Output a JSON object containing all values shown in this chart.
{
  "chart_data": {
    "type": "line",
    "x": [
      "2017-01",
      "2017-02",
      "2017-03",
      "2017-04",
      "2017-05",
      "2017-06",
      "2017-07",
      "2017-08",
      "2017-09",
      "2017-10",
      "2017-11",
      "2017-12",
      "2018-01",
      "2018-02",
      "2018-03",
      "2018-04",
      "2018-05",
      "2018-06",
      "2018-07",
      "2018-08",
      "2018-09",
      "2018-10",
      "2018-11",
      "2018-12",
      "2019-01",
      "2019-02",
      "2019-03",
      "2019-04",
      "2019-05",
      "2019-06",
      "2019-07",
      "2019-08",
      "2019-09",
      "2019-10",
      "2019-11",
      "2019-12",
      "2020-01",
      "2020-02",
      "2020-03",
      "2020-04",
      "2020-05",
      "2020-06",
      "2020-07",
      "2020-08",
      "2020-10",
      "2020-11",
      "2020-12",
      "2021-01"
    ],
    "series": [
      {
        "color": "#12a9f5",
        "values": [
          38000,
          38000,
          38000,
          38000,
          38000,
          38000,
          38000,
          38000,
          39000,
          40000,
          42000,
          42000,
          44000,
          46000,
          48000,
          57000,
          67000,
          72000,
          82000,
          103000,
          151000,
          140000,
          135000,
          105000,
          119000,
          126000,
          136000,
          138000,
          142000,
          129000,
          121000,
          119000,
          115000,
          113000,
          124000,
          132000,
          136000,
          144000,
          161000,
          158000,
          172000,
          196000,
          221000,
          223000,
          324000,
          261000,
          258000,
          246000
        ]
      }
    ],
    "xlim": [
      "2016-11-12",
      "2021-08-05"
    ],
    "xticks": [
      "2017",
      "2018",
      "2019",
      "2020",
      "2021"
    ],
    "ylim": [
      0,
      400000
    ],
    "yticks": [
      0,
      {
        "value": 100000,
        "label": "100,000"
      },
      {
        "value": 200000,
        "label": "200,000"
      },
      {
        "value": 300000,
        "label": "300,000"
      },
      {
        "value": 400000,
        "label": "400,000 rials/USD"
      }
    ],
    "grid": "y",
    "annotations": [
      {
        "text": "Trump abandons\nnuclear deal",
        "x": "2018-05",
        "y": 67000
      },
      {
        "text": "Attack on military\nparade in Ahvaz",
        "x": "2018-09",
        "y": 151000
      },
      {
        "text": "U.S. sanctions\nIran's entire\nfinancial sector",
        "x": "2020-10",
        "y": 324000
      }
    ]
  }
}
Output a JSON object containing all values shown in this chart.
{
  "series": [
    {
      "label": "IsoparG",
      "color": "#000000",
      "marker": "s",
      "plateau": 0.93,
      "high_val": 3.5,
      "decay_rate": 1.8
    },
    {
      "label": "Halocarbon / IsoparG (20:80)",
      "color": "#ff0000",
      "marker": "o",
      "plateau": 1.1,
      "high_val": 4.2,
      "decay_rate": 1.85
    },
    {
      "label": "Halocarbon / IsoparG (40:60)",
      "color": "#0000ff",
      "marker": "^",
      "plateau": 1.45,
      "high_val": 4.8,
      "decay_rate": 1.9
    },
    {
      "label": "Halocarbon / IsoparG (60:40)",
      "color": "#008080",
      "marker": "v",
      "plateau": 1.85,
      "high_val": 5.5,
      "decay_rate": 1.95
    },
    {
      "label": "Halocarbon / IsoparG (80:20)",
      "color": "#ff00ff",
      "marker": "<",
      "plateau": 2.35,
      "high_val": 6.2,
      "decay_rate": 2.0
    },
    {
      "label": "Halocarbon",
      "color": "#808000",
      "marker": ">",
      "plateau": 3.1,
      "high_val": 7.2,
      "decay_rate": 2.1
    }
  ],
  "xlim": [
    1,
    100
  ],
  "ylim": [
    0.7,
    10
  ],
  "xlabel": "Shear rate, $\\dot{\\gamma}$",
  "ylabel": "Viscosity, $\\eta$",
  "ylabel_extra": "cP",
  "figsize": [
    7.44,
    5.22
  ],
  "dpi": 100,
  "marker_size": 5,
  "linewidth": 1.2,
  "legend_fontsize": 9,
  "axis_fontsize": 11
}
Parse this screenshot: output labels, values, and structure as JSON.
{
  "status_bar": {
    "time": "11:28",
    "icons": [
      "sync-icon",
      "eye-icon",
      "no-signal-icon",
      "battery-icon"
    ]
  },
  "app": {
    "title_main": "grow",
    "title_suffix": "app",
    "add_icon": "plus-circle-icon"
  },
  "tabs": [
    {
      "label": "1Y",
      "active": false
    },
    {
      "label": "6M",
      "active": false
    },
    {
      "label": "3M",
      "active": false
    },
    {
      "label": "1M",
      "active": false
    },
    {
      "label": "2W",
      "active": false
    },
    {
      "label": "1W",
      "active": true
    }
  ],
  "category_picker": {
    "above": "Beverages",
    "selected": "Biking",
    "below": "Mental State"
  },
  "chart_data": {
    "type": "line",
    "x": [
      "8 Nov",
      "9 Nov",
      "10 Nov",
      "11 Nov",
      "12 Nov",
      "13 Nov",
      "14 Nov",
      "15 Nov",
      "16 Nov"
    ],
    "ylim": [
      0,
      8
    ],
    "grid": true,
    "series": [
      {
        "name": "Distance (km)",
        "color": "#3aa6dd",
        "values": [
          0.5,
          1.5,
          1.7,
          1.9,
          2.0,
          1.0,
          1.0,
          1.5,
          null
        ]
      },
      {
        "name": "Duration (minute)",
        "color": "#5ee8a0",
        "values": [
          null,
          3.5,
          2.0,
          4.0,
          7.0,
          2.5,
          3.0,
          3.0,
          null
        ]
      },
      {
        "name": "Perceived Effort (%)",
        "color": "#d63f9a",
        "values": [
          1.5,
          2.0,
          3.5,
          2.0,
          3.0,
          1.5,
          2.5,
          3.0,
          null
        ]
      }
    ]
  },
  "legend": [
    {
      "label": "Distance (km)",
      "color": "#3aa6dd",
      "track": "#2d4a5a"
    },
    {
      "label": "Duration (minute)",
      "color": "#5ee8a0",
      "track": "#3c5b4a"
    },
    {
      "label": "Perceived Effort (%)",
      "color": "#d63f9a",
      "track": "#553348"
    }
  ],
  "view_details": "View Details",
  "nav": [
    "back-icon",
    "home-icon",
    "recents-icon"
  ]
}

##########

## EXERCISE GOAL
Find every line that has "track" in it, then return those lines.

## WRITTEN ANSWER
      "track": "#2d4a5a"
      "track": "#3c5b4a"
      "track": "#553348"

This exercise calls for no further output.